Every line below should be repeated exactly.
--- start of Data for processing ---
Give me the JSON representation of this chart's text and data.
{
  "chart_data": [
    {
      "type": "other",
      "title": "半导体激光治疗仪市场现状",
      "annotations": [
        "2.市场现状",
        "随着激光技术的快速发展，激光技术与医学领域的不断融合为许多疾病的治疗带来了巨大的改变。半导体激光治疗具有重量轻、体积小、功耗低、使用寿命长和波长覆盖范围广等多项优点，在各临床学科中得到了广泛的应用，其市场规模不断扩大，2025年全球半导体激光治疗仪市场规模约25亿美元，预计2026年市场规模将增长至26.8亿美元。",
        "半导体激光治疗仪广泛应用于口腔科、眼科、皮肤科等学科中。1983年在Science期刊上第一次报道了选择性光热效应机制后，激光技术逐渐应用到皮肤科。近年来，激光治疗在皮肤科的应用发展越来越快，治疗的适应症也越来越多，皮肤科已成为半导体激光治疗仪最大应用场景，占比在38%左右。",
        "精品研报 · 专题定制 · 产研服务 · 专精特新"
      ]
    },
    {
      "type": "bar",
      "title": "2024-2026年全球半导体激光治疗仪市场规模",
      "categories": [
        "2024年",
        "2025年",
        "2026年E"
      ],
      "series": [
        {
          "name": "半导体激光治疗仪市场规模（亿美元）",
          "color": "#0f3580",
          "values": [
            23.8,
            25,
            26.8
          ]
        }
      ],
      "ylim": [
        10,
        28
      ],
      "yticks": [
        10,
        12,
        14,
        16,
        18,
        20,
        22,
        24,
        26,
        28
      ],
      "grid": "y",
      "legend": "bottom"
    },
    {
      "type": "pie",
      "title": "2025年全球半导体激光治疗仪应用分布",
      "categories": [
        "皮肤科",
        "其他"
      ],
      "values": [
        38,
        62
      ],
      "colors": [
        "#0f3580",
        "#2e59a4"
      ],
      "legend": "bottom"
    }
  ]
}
--- end of Data for processing ---
Full output
Give me the JSON representation of this chart's text and data.
{
  "chart_data": [
    {
      "type": "other",
      "title": "半导体激光治疗仪市场现状",
      "annotations": [
        "2.市场现状",
        "随着激光技术的快速发展，激光技术与医学领域的不断融合为许多疾病的治疗带来了巨大的改变。半导体激光治疗具有重量轻、体积小、功耗低、使用寿命长和波长覆盖范围广等多项优点，在各临床学科中得到了广泛的应用，其市场规模不断扩大，2025年全球半导体激光治疗仪市场规模约25亿美元，预计2026年市场规模将增长至26.8亿美元。",
        "半导体激光治疗仪广泛应用于口腔科、眼科、皮肤科等学科中。1983年在Science期刊上第一次报道了选择性光热效应机制后，激光技术逐渐应用到皮肤科。近年来，激光治疗在皮肤科的应用发展越来越快，治疗的适应症也越来越多，皮肤科已成为半导体激光治疗仪最大应用场景，占比在38%左右。",
        "精品研报 · 专题定制 · 产研服务 · 专精特新"
      ]
    },
    {
      "type": "bar",
      "title": "2024-2026年全球半导体激光治疗仪市场规模",
      "categories": [
        "2024年",
        "2025年",
        "2026年E"
      ],
      "series": [
        {
          "name": "半导体激光治疗仪市场规模（亿美元）",
          "color": "#0f3580",
          "values": [
            23.8,
            25,
            26.8
          ]
        }
      ],
      "ylim": [
        10,
        28
      ],
      "yticks": [
        10,
        12,
        14,
        16,
        18,
        20,
        22,
        24,
        26,
        28
      ],
      "grid": "y",
      "legend": "bottom"
    },
    {
      "type": "pie",
      "title": "2025年全球半导体激光治疗仪应用分布",
      "categories": [
        "皮肤科",
        "其他"
      ],
      "values": [
        38,
        62
      ],
      "colors": [
        "#0f3580",
        "#2e59a4"
      ],
      "legend": "bottom"
    }
  ]
}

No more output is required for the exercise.